§ Records to process
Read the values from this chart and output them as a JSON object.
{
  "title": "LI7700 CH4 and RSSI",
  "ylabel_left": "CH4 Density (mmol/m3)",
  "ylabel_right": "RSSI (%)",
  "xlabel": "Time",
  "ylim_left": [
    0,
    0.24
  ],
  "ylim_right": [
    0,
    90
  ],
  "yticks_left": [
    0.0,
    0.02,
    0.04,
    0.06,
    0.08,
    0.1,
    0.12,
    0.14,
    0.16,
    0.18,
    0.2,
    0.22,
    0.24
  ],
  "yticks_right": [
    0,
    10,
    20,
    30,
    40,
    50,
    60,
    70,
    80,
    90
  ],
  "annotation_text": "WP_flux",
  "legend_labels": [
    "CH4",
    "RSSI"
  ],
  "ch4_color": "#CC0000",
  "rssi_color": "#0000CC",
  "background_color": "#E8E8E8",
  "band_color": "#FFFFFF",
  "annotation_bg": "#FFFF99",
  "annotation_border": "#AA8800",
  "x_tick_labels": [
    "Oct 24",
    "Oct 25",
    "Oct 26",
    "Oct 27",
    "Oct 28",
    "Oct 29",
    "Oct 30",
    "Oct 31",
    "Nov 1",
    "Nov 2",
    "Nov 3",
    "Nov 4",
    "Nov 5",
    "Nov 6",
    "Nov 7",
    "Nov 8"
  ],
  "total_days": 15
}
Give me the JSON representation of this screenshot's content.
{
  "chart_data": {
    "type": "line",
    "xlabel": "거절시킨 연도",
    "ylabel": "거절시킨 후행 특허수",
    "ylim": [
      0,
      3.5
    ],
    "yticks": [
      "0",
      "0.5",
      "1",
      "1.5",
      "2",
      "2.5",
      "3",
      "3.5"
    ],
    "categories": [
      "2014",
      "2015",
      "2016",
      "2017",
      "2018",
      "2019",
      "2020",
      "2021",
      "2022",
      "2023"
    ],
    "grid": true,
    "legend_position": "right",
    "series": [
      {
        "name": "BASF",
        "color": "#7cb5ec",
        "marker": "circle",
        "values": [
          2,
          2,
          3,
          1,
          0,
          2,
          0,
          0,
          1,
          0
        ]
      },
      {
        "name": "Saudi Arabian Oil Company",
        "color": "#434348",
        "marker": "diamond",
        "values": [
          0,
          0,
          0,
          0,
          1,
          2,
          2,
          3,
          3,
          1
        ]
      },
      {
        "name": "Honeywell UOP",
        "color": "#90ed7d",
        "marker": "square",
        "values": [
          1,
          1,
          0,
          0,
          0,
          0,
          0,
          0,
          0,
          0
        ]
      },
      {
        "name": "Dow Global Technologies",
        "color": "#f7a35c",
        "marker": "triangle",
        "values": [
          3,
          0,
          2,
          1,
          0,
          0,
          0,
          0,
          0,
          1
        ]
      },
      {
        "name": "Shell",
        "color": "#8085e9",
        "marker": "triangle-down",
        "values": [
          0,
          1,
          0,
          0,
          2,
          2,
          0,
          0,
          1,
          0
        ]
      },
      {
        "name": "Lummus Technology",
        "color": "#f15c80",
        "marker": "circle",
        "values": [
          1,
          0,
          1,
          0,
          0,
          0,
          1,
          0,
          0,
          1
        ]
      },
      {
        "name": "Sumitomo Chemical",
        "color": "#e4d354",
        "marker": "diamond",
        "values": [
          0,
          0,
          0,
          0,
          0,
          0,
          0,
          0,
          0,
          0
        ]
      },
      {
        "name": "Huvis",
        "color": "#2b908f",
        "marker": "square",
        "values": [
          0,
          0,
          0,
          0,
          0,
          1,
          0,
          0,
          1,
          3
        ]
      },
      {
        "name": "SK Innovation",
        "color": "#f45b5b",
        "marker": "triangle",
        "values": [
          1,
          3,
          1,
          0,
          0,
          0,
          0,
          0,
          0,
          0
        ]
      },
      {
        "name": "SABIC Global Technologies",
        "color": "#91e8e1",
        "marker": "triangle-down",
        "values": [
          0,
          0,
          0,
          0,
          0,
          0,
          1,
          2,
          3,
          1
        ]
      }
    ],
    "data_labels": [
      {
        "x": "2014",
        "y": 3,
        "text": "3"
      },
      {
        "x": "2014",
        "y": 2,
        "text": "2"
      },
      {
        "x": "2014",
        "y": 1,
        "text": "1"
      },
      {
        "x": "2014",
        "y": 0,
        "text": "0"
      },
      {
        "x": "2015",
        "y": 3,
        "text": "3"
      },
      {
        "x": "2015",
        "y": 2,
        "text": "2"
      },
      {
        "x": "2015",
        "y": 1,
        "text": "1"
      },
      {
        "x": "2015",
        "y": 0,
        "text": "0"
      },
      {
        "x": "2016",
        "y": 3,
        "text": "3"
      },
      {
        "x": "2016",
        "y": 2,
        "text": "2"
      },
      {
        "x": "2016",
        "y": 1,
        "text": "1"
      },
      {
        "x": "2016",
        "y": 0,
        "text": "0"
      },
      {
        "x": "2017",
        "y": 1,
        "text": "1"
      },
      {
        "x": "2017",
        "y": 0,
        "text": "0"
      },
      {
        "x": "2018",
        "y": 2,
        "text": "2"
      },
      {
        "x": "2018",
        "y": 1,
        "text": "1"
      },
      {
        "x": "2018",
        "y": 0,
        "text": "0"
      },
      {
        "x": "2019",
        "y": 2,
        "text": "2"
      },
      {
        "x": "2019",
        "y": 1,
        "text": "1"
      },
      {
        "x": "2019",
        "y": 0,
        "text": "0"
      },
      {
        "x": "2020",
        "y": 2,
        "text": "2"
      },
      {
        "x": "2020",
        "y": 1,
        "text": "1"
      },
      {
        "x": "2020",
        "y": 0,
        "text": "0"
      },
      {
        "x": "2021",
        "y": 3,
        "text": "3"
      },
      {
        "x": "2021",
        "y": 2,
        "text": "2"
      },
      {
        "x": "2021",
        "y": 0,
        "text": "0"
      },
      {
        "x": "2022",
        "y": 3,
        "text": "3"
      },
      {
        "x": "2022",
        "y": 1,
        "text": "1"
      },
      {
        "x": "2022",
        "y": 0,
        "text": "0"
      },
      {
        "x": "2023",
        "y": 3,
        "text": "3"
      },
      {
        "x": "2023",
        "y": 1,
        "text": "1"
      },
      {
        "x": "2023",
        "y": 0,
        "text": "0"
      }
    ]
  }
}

§ Requirements
Which lines hold the word "this"? Return all of them from the records above.

§ Output
Read the values from this chart and output them as a JSON object.
Give me the JSON representation of this screenshot's content.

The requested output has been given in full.